■ Given passage ■
Occupational Hazards

by Kieran Healy on April 11, 2005

‘But pray, sir, why must I not teach the young gentlemen?’

‘Because, sir, teaching young gentlemen has a dismal effect upon the soul. It exemplifies the badness of established, artificial authority. The pedagogue has almost absolute authority over his pupils: he often beats them and insensibly loses the sense of respect due to them as fellow human beings. He does them harm, but the harm they do him is far greater. He may easily become the all-knowing tyrant, always right, always virtuous; in any event he perpetually associates with his inferiors, the king of his company; and in a surprisingly short time alas this brands him with the mark of Cain. Have you ever known a schoolmaster fit to associate with grown men? The Dear knows I never have. They are most horribly warped indeed.

— Patrick O’Brian, “The Ionian Mission”:http://www.amazon.com/exec/obidos/ASIN/0393308219/kieranhealysw-20/ref=nosim/, p84.

On the other hand, I wish I had the absolute authority to make my students do the reading. At least some of it.

{ 9 comments }

1

Graeme 04.11.05 at 8:14 pm

But they did not have the absolute authority to make his students do the reading. They had the absolute authority to beat their students if they didn’t do the reading.

Not that that wouldn’t be pretty useful…

2

david 04.11.05 at 9:42 pm

Face it, you just want to do the beating part. Or maybe that’s Volokh.

3

Harry Hutton 04.11.05 at 10:31 pm

“Thou hast most traitorously corrupted the youth of the realm in erecting a grammar-school; and whereas, before, our fore-fathers had no other books but the score and the tally, thou hast caused printing to be used; and, contrary to the king, his crown, and dignity, thou hast built a paper-mill. It will be proved to thy face that thou hast men about thee that usually talk of a noun and a verb, and such abominable words as no Christian ear can endure to hear…”

Henry VI part II.

4

Harry Hutton 04.11.05 at 10:33 pm

“The truth is that the average schoolmaster, on all the lower levels, is and always must be essentially and next door to an idiot, for how can one imagine an intelligent man engaging in so puerile an avocation?”

Mencken

5

herostratus 04.11.05 at 10:50 pm

Do the….??? Didn’t you get the memo? We are a “visually literate society” now. That is, when we see something, we know what it is (usually). What more do you want???

■ Set tasks ■
• A. In the post on occupational hazards, why does the quoted speaker advise against teaching young gentlemen? Answer in one to three sentences.
• B. From the post, return the passage that starts at the words "Harry Hutton 04.11.05 at 10:33" and stops after the words "do you want???".
The lines after this point are separate from the post.

■ Data ■
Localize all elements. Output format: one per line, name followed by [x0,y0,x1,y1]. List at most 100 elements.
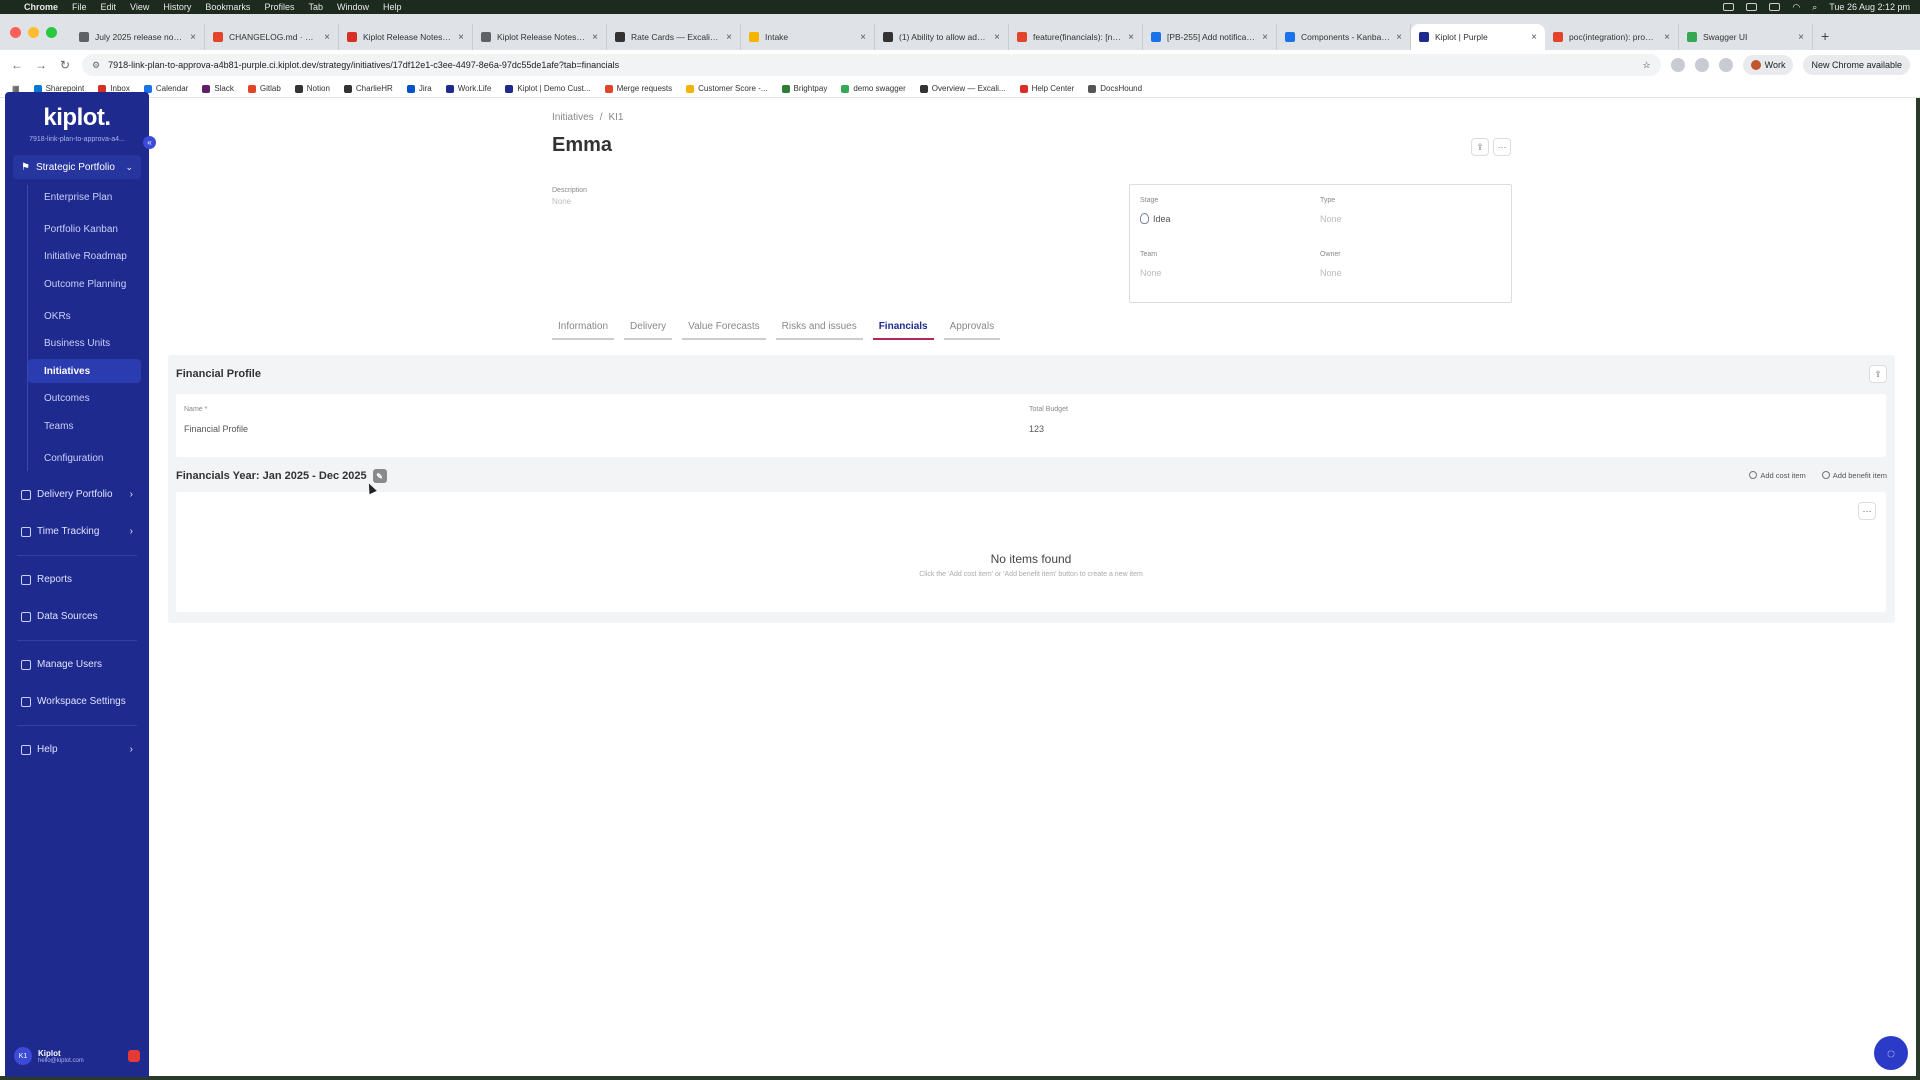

■ The replies ■
• A. The speaker says teaching young gentlemen has a dismal effect on the soul, because the teacher holds almost absolute authority over his pupils. He often beats them and loses his respect for them as fellow human beings, and he may become an all-knowing tyrant who always associates with his inferiors. In a surprisingly short time, this brands him with the mark of Cain.

• B.
Harry Hutton 04.11.05 at 10:33 pm

“The truth is that the average schoolmaster, on all the lower levels, is and always must be essentially and next door to an idiot, for how can one imagine an intelligent man engaging in so puerile an avocation?”

Mencken

5

herostratus 04.11.05 at 10:50 pm

Do the….??? Didn’t you get the memo? We are a “visually literate society” now. That is, when we see something, we know what it is (usually). What more do you want???